**EXERCISE OBJECTIVE**: Each entry that follows must be output without any deviation.

**SOURCE DATA**:
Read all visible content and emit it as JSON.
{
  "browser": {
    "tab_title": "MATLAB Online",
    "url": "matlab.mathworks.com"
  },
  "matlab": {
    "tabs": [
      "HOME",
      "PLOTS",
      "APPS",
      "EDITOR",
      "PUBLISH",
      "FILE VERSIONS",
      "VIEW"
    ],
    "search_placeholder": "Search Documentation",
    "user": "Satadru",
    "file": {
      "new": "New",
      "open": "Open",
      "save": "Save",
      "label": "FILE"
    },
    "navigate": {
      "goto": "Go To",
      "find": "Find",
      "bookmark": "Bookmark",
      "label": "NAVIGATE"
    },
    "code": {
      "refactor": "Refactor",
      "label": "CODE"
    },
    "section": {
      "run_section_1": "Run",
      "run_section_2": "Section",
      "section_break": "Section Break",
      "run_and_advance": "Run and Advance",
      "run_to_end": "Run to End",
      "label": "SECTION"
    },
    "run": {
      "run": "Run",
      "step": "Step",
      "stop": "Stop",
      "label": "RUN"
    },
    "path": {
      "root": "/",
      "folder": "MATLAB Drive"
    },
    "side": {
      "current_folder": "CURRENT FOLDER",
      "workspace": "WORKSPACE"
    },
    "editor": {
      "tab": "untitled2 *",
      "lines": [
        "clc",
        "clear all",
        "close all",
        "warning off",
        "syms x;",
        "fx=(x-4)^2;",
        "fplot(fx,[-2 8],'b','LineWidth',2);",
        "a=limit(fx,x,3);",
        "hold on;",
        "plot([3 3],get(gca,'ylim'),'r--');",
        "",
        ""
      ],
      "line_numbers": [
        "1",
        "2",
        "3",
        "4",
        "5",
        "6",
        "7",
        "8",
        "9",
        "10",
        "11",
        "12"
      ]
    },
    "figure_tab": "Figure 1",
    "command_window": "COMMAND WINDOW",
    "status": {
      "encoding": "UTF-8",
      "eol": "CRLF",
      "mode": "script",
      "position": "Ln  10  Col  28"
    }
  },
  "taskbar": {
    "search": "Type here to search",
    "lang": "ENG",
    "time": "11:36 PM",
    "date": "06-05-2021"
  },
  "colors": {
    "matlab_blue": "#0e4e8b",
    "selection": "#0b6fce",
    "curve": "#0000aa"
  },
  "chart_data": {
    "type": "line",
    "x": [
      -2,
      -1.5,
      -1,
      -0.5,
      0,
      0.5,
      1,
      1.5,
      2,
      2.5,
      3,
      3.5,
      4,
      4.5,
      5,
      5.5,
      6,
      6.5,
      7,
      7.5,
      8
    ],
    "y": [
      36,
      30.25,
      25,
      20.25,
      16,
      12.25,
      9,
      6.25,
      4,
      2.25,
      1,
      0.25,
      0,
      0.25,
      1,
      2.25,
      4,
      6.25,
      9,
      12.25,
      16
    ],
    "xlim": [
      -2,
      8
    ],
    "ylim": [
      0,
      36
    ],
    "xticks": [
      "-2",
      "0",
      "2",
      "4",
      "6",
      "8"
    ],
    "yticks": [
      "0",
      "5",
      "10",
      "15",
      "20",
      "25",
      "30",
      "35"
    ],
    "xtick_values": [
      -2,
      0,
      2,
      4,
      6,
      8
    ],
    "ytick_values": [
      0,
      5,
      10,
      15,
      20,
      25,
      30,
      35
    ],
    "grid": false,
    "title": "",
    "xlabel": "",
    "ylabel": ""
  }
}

**SOLUTION TO THIS EXERCISE**:
Read all visible content and emit it as JSON.
{
  "browser": {
    "tab_title": "MATLAB Online",
    "url": "matlab.mathworks.com"
  },
  "matlab": {
    "tabs": [
      "HOME",
      "PLOTS",
      "APPS",
      "EDITOR",
      "PUBLISH",
      "FILE VERSIONS",
      "VIEW"
    ],
    "search_placeholder": "Search Documentation",
    "user": "Satadru",
    "file": {
      "new": "New",
      "open": "Open",
      "save": "Save",
      "label": "FILE"
    },
    "navigate": {
      "goto": "Go To",
      "find": "Find",
      "bookmark": "Bookmark",
      "label": "NAVIGATE"
    },
    "code": {
      "refactor": "Refactor",
      "label": "CODE"
    },
    "section": {
      "run_section_1": "Run",
      "run_section_2": "Section",
      "section_break": "Section Break",
      "run_and_advance": "Run and Advance",
      "run_to_end": "Run to End",
      "label": "SECTION"
    },
    "run": {
      "run": "Run",
      "step": "Step",
      "stop": "Stop",
      "label": "RUN"
    },
    "path": {
      "root": "/",
      "folder": "MATLAB Drive"
    },
    "side": {
      "current_folder": "CURRENT FOLDER",
      "workspace": "WORKSPACE"
    },
    "editor": {
      "tab": "untitled2 *",
      "lines": [
        "clc",
        "clear all",
        "close all",
        "warning off",
        "syms x;",
        "fx=(x-4)^2;",
        "fplot(fx,[-2 8],'b','LineWidth',2);",
        "a=limit(fx,x,3);",
        "hold on;",
        "plot([3 3],get(gca,'ylim'),'r--');",
        "",
        ""
      ],
      "line_numbers": [
        "1",
        "2",
        "3",
        "4",
        "5",
        "6",
        "7",
        "8",
        "9",
        "10",
        "11",
        "12"
      ]
    },
    "figure_tab": "Figure 1",
    "command_window": "COMMAND WINDOW",
    "status": {
      "encoding": "UTF-8",
      "eol": "CRLF",
      "mode": "script",
      "position": "Ln  10  Col  28"
    }
  },
  "taskbar": {
    "search": "Type here to search",
    "lang": "ENG",
    "time": "11:36 PM",
    "date": "06-05-2021"
  },
  "colors": {
    "matlab_blue": "#0e4e8b",
    "selection": "#0b6fce",
    "curve": "#0000aa"
  },
  "chart_data": {
    "type": "line",
    "x": [
      -2,
      -1.5,
      -1,
      -0.5,
      0,
      0.5,
      1,
      1.5,
      2,
      2.5,
      3,
      3.5,
      4,
      4.5,
      5,
      5.5,
      6,
      6.5,
      7,
      7.5,
      8
    ],
    "y": [
      36,
      30.25,
      25,
      20.25,
      16,
      12.25,
      9,
      6.25,
      4,
      2.25,
      1,
      0.25,
      0,
      0.25,
      1,
      2.25,
      4,
      6.25,
      9,
      12.25,
      16
    ],
    "xlim": [
      -2,
      8
    ],
    "ylim": [
      0,
      36
    ],
    "xticks": [
      "-2",
      "0",
      "2",
      "4",
      "6",
      "8"
    ],
    "yticks": [
      "0",
      "5",
      "10",
      "15",
      "20",
      "25",
      "30",
      "35"
    ],
    "xtick_values": [
      -2,
      0,
      2,
      4,
      6,
      8
    ],
    "ytick_values": [
      0,
      5,
      10,
      15,
      20,
      25,
      30,
      35
    ],
    "grid": false,
    "title": "",
    "xlabel": "",
    "ylabel": ""
  }
}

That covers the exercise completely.